===== TASK MATERIAL =====
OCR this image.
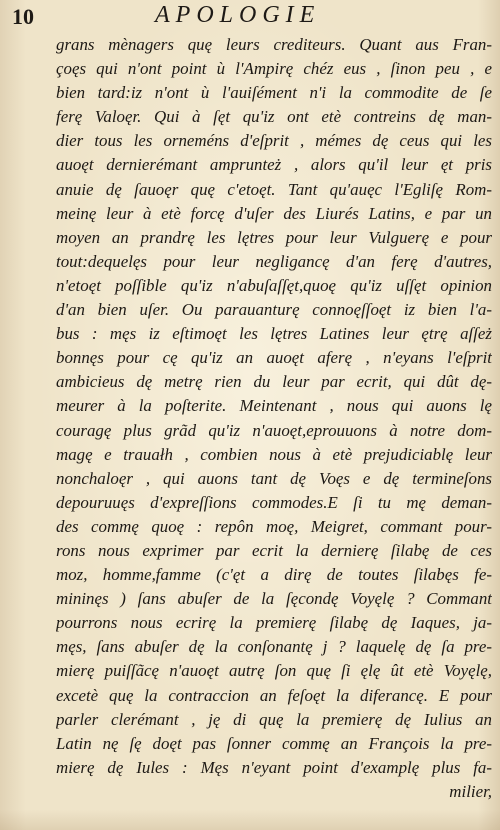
10	APOLOGIE
grans mènagers quę leurs crediteurs. Quant aus Fran-
çoęs qui n'ont point ù l'Ampirę chéz eus , ſinon peu , e
bien tard:iz n'ont ù l'auiſément n'i la commodite de ſe
ferę Valoęr. Qui à ſęt qu'iz ont etè contreins dę man-
dier tous les orneméns d'eſprit , mémes dę ceus qui les
auoęt dernierémant amprunteż , alors qu'il leur ęt pris
anuie dę ſauoęr quę c'etoęt. Tant qu'auęc l'Egliſę Rom-
meinę leur à etè forcę d'uſer des Liurés Latins, e par un
moyen an prandrę les lętres pour leur Vulguerę e pour
tout:dequelęs pour leur negligancę d'an ferę d'autres,
n'etoęt poſſible qu'iz n'abuſaſſęt,quoę qu'iz uſſęt opinion
d'an bien uſer. Ou parauanturę connoęſſoęt iz bien l'a-
bus : męs iz eſtimoęt les lętres Latines leur ętrę aſſeż
bonnęs pour cę qu'iz an auoęt aferę , n'eyans l'eſprit
ambicieus dę metrę rien du leur par ecrit, qui dût dę-
meurer à la poſterite. Meintenant , nous qui auons lę
couragę plus grãd qu'iz n'auoęt,eprouuons à notre dom-
magę e trauałh , combien nous à etè prejudiciablę leur
nonchaloęr , qui auons tant dę Voęs e dę termineſons
depouruuęs d'expreſſions commodes.E ſi tu mę deman-
des commę quoę : repôn moę, Meigret, commant pour-
rons nous exprimer par ecrit la dernierę ſilabę de ces
moz, homme,famme (c'ęt a dirę de toutes ſilabęs fe-
mininęs ) ſans abuſer de la ſęcondę Voyęlę ? Commant
pourrons nous ecrirę la premierę ſilabę dę Iaques, ja-
męs, ſans abuſer dę la conſonantę j ? laquelę dę ſa pre-
mierę puiſſãcę n'auoęt autrę ſon quę ſi ęlę ût etè Voyęlę,
excetè quę la contraccion an feſoęt la diferancę. E pour
parler clerémant , ję di quę la premierę dę Iulius an
Latin nę ſę doęt pas ſonner commę an François la pre-
mierę dę Iules : Męs n'eyant point d'examplę plus fa-
milier,
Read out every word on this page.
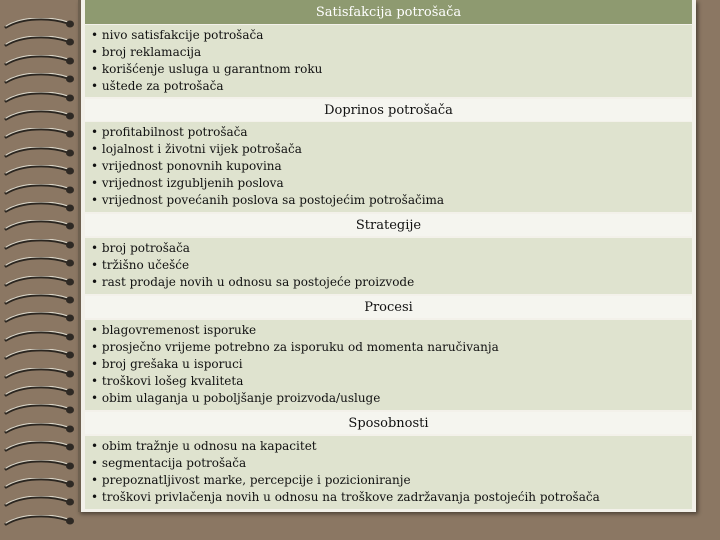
Satisfakcija potrošača
• nivo satisfakcije potrošača
• broj reklamacija
• korišćenje usluga u garantnom roku
• uštede za potrošača
Doprinos potrošača
• profitabilnost potrošača
• lojalnost i životni vijek potrošača
• vrijednost ponovnih kupovina
• vrijednost izgubljenih poslova
• vrijednost povećanih poslova sa postojećim potrošačima
Strategije
• broj potrošača
• tržišno učešće
• rast prodaje novih u odnosu sa postojeće proizvode
Procesi
• blagovremenost isporuke
• prosječno vrijeme potrebno za isporuku od momenta naručivanja
• broj grešaka u isporuci
• troškovi lošeg kvaliteta
• obim ulaganja u poboljšanje proizvoda/usluge
Sposobnosti
• obim tražnje u odnosu na kapacitet
• segmentacija potrošača
• prepoznatljivost marke, percepcije i pozicioniranje
• troškovi privlačenja novih u odnosu na troškove zadržavanja postojećih potrošača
=====
> [REQUIREMENT]:
Leave out every picture, and repeat word for word only the lines from the one holding "Read out every word on this page." through the end of the entries above, both ends included.

> [PROBLEM SOLUTION]:
Read out every word on this page.
Satisfakcija potrošača
• nivo satisfakcije potrošača
• broj reklamacija
• korišćenje usluga u garantnom roku
• uštede za potrošača
Doprinos potrošača
• profitabilnost potrošača
• lojalnost i životni vijek potrošača
• vrijednost ponovnih kupovina
• vrijednost izgubljenih poslova
• vrijednost povećanih poslova sa postojećim potrošačima
Strategije
• broj potrošača
• tržišno učešće
• rast prodaje novih u odnosu sa postojeće proizvode
Procesi
• blagovremenost isporuke
• prosječno vrijeme potrebno za isporuku od momenta naručivanja
• broj grešaka u isporuci
• troškovi lošeg kvaliteta
• obim ulaganja u poboljšanje proizvoda/usluge
Sposobnosti
• obim tražnje u odnosu na kapacitet
• segmentacija potrošača
• prepoznatljivost marke, percepcije i pozicioniranje
• troškovi privlačenja novih u odnosu na troškove zadržavanja postojećih potrošača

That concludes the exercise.